YOUR INSTRUCTIONS:
What lines of the data hold the string "name"? Pull each one out.

◇ ◇ ◇ ◇ ◇ ◇ ◇

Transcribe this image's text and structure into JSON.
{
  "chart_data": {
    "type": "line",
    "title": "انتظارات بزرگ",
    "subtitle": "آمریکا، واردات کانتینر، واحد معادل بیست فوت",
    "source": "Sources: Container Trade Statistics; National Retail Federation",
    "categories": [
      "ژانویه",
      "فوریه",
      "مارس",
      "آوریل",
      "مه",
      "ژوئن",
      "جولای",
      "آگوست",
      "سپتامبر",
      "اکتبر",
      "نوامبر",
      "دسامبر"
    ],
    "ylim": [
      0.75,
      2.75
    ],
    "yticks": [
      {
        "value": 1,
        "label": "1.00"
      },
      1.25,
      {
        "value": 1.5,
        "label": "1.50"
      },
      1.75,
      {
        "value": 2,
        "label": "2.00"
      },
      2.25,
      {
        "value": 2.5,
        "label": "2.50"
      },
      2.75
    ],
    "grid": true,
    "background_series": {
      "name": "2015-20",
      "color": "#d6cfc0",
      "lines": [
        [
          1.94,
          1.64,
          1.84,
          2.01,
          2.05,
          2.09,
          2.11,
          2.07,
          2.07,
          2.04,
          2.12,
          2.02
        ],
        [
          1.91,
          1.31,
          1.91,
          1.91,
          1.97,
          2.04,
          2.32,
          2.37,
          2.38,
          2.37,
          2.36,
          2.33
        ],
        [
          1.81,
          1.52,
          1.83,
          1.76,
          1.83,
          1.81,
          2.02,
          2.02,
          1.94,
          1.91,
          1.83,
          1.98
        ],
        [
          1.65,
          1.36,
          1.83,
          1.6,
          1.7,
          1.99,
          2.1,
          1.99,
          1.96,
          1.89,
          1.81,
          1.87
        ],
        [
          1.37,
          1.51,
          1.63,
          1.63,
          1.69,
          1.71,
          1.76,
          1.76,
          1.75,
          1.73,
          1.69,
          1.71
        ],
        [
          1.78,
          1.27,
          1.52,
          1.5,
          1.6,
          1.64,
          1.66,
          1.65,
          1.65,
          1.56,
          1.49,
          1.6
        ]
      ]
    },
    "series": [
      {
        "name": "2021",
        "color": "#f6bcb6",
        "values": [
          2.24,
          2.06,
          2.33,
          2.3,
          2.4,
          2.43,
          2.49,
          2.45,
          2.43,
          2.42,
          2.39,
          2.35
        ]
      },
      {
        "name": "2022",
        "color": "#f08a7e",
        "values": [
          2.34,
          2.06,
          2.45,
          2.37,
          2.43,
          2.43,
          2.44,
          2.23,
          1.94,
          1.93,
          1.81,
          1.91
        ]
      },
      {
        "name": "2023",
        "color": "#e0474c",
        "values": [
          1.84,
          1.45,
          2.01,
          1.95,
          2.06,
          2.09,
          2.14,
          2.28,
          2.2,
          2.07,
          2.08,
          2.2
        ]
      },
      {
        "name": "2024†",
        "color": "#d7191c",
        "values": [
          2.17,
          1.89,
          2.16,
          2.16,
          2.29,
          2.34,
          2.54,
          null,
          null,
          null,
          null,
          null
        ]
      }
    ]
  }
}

◇ ◇ ◇ ◇ ◇ ◇ ◇

ANSWER FOR THIS EXERCISE:
      "name": "2015-20",
        "name": "2021",
        "name": "2022",
        "name": "2023",
        "name": "2024†",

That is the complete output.